## Requirements
Transcribe each record below word for word.
+++ Dataset content +++
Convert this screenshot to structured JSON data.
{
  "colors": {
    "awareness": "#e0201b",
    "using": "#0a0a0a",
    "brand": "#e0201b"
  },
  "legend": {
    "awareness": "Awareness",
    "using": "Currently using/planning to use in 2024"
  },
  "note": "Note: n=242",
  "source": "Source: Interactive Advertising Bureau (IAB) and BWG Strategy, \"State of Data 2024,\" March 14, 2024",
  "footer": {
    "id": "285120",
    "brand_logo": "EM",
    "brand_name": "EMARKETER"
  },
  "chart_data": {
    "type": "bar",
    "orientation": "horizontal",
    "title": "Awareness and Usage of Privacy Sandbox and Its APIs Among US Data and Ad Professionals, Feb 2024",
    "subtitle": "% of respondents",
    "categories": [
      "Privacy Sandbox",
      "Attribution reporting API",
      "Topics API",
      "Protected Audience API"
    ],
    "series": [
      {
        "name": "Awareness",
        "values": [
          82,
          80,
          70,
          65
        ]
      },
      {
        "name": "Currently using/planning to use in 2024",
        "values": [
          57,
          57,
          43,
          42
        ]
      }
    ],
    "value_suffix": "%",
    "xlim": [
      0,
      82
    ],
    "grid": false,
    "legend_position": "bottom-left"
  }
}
+++
## The solution
Convert this screenshot to structured JSON data.
{
  "colors": {
    "awareness": "#e0201b",
    "using": "#0a0a0a",
    "brand": "#e0201b"
  },
  "legend": {
    "awareness": "Awareness",
    "using": "Currently using/planning to use in 2024"
  },
  "note": "Note: n=242",
  "source": "Source: Interactive Advertising Bureau (IAB) and BWG Strategy, \"State of Data 2024,\" March 14, 2024",
  "footer": {
    "id": "285120",
    "brand_logo": "EM",
    "brand_name": "EMARKETER"
  },
  "chart_data": {
    "type": "bar",
    "orientation": "horizontal",
    "title": "Awareness and Usage of Privacy Sandbox and Its APIs Among US Data and Ad Professionals, Feb 2024",
    "subtitle": "% of respondents",
    "categories": [
      "Privacy Sandbox",
      "Attribution reporting API",
      "Topics API",
      "Protected Audience API"
    ],
    "series": [
      {
        "name": "Awareness",
        "values": [
          82,
          80,
          70,
          65
        ]
      },
      {
        "name": "Currently using/planning to use in 2024",
        "values": [
          57,
          57,
          43,
          42
        ]
      }
    ],
    "value_suffix": "%",
    "xlim": [
      0,
      82
    ],
    "grid": false,
    "legend_position": "bottom-left"
  }
}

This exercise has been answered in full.